Collect all the lines that mention the word "JSON".

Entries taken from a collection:
— Begin —

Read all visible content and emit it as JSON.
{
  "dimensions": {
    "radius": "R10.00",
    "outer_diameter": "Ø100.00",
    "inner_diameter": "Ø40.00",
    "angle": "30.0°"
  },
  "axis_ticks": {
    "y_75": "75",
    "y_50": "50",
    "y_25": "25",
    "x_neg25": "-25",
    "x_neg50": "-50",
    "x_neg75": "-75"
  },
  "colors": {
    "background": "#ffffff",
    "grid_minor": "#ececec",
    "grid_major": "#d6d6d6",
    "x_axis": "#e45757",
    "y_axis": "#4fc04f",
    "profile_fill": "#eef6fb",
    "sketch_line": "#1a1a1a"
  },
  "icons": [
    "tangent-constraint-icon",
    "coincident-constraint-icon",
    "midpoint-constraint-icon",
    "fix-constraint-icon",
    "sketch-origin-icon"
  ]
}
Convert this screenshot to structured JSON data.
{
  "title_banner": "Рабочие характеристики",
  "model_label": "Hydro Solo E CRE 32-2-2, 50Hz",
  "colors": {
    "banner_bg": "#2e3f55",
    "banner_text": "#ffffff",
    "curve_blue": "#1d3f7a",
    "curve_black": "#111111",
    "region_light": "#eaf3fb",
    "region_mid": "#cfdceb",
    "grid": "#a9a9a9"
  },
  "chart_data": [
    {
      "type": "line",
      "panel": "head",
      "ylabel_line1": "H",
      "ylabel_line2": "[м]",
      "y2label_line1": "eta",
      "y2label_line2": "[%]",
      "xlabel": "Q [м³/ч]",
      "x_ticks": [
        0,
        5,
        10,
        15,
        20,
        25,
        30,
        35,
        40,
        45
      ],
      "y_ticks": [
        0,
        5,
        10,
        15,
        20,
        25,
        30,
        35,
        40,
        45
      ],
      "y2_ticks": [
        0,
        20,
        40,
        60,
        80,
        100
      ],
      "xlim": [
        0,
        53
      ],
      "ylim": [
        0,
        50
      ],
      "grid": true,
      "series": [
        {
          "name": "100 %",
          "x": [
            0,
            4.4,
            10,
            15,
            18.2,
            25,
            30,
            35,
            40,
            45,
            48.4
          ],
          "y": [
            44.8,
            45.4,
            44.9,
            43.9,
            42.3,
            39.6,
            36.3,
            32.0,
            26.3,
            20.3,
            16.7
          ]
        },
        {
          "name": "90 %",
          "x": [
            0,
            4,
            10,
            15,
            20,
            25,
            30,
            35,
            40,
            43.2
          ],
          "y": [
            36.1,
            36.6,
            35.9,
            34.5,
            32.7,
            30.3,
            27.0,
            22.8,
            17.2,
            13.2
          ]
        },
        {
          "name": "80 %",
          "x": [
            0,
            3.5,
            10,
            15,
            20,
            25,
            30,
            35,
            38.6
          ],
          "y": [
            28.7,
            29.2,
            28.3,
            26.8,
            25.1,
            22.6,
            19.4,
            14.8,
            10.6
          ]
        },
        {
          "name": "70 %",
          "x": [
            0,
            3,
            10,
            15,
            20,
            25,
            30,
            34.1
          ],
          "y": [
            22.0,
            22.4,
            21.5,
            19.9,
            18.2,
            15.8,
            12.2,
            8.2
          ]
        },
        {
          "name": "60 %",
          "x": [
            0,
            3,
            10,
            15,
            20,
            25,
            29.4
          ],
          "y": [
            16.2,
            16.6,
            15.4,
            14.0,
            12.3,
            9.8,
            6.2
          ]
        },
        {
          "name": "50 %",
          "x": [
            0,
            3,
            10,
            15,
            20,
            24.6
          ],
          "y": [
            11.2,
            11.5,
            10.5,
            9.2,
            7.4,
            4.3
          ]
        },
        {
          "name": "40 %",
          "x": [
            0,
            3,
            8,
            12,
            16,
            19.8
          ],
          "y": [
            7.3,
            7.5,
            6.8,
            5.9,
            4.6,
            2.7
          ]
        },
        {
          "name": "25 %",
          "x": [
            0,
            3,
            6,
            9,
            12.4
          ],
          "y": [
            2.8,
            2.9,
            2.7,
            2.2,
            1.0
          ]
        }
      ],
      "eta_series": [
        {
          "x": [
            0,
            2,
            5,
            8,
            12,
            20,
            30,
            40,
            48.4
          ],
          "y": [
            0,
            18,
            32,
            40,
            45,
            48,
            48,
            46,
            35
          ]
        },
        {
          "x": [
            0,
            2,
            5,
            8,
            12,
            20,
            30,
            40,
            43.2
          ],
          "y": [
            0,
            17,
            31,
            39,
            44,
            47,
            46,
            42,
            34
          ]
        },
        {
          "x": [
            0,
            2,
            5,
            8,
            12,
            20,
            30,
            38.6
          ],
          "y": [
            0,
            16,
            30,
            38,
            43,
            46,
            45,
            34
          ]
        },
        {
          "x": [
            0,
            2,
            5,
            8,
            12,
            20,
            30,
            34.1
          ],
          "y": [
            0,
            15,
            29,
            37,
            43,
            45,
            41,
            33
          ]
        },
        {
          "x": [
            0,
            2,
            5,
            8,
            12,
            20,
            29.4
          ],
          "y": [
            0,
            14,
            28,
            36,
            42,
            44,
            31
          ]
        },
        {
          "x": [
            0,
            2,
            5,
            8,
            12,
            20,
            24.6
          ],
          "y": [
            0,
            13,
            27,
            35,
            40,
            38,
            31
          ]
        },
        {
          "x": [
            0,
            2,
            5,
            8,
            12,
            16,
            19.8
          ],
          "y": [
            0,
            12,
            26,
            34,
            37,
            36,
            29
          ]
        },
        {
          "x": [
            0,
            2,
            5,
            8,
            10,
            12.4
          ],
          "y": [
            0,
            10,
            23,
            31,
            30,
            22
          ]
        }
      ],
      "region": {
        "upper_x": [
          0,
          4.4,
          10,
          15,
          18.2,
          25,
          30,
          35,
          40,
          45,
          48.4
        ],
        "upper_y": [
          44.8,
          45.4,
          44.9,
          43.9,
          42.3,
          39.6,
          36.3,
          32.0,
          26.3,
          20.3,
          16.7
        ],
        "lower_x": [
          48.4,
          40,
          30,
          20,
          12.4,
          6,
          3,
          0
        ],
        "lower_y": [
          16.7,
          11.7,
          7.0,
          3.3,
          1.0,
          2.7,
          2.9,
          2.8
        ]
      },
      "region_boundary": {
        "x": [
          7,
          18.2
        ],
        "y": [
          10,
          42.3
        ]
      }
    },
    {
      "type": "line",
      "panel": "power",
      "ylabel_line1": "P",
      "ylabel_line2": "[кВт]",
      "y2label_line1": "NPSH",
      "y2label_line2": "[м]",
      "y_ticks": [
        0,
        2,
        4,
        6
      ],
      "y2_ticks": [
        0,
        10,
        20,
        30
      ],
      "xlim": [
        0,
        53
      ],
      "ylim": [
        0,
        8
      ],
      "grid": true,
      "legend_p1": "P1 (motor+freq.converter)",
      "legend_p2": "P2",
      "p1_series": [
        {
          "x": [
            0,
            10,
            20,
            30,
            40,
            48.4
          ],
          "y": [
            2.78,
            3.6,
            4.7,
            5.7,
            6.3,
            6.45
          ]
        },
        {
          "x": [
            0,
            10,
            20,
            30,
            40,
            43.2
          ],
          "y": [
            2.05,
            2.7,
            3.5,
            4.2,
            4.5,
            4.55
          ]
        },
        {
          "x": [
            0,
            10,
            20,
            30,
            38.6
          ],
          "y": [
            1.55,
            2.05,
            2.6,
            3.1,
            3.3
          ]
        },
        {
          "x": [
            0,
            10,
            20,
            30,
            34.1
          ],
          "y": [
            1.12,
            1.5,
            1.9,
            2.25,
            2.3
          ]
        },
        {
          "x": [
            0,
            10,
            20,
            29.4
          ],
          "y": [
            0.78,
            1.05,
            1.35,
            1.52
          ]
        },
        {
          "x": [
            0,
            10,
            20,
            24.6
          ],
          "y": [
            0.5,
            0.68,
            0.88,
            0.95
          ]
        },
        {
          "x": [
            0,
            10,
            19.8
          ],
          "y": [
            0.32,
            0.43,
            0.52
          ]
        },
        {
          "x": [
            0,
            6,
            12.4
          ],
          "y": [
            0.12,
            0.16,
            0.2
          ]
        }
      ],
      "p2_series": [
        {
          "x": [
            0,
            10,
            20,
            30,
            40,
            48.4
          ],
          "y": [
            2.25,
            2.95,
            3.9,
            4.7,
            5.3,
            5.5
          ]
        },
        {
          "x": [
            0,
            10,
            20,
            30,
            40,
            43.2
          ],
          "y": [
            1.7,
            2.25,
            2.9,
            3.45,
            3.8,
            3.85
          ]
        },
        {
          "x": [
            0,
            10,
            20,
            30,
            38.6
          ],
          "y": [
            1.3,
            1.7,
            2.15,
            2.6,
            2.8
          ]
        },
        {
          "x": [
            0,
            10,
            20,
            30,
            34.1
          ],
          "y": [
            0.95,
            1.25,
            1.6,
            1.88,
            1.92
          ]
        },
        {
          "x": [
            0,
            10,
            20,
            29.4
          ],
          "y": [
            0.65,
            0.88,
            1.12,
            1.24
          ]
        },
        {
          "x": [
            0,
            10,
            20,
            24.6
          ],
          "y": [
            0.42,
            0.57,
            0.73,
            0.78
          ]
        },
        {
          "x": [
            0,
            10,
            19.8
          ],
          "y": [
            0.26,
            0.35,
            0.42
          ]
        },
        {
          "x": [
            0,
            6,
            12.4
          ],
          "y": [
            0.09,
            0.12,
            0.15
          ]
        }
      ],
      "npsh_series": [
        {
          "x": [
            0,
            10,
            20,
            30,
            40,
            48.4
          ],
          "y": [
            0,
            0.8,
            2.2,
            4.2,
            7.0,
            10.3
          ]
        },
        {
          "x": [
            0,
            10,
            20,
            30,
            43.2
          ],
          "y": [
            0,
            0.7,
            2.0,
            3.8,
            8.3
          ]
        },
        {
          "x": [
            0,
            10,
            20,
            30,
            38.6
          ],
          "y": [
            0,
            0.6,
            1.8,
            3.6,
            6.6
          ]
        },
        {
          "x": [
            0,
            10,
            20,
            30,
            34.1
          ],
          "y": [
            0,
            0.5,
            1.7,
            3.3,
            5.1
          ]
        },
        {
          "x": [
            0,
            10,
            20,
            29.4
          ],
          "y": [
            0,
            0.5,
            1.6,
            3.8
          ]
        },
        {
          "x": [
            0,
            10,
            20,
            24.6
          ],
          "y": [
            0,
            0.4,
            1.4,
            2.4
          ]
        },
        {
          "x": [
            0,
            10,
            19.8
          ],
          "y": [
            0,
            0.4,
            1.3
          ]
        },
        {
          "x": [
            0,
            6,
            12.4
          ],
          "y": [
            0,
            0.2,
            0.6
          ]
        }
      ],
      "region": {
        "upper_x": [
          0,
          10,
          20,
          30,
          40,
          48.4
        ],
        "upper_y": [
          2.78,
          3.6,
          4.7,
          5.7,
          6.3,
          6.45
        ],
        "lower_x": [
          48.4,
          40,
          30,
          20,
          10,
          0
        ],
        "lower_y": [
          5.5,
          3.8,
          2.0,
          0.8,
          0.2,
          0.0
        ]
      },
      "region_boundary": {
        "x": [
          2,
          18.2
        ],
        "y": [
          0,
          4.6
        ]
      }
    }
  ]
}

— End —

WRITTEN ANSWER:
Read all visible content and emit it as JSON.
Convert this screenshot to structured JSON data.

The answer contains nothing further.